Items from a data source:
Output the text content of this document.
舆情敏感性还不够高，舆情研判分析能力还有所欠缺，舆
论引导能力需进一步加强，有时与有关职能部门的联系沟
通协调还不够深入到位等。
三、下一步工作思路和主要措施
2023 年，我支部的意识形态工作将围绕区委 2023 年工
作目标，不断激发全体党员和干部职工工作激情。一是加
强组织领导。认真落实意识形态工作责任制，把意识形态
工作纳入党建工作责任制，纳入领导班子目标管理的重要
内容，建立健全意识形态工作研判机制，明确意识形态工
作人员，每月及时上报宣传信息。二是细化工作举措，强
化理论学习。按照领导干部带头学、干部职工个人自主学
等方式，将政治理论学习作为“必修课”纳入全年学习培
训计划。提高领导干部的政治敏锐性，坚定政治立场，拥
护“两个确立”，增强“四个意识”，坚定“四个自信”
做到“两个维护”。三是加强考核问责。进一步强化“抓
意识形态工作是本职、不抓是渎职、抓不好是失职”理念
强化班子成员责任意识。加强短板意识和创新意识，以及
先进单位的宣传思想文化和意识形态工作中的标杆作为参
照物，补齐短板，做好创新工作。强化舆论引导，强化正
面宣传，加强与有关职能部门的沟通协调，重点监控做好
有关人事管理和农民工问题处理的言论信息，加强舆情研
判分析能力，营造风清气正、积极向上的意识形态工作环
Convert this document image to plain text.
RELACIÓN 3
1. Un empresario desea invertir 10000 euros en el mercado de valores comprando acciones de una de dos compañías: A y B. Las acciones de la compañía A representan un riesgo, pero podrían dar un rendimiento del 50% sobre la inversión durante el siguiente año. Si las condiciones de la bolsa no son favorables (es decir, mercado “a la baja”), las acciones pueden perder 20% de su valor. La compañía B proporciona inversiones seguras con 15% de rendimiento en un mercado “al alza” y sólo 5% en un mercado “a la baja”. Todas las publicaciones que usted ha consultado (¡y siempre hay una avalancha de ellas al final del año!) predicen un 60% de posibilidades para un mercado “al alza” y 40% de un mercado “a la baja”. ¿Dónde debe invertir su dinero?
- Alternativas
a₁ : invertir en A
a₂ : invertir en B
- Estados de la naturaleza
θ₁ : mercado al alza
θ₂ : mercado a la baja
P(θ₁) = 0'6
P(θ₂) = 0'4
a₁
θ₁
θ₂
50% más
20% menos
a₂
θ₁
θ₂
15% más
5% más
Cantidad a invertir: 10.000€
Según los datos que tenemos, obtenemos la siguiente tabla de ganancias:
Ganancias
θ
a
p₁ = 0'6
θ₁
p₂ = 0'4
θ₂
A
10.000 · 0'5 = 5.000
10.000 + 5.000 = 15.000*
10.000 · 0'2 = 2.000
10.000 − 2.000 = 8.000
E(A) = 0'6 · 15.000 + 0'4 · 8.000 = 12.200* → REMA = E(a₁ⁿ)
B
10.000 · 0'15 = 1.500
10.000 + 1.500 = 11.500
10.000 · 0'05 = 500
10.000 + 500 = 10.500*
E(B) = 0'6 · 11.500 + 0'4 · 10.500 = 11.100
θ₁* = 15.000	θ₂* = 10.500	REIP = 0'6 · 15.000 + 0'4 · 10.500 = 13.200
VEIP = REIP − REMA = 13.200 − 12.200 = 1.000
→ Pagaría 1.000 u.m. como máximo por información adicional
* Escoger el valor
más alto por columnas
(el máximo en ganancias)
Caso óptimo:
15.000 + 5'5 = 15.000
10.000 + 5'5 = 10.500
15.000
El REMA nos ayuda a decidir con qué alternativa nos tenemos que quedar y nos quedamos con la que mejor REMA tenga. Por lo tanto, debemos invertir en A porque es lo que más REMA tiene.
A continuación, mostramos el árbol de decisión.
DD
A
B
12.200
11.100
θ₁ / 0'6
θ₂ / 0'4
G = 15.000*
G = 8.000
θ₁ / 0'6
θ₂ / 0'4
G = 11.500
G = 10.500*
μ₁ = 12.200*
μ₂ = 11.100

#### WHAT NEEDS TO BE DONE:
Report each line of the material above where the word "invertir" appears.

#### EXERCISE OUTPUT:
1. Un empresario desea invertir 10000 euros en el mercado de valores comprando acciones de una de dos compañías: A y B. Las acciones de la compañía A representan un riesgo, pero podrían dar un rendimiento del 50% sobre la inversión durante el siguiente año. Si las condiciones de la bolsa no son favorables (es decir, mercado “a la baja”), las acciones pueden perder 20% de su valor. La compañía B proporciona inversiones seguras con 15% de rendimiento en un mercado “al alza” y sólo 5% en un mercado “a la baja”. Todas las publicaciones que usted ha consultado (¡y siempre hay una avalancha de ellas al final del año!) predicen un 60% de posibilidades para un mercado “al alza” y 40% de un mercado “a la baja”. ¿Dónde debe invertir su dinero?
a₁ : invertir en A
a₂ : invertir en B
Cantidad a invertir: 10.000€
El REMA nos ayuda a decidir con qué alternativa nos tenemos que quedar y nos quedamos con la que mejor REMA tenga. Por lo tanto, debemos invertir en A porque es lo que más REMA tiene.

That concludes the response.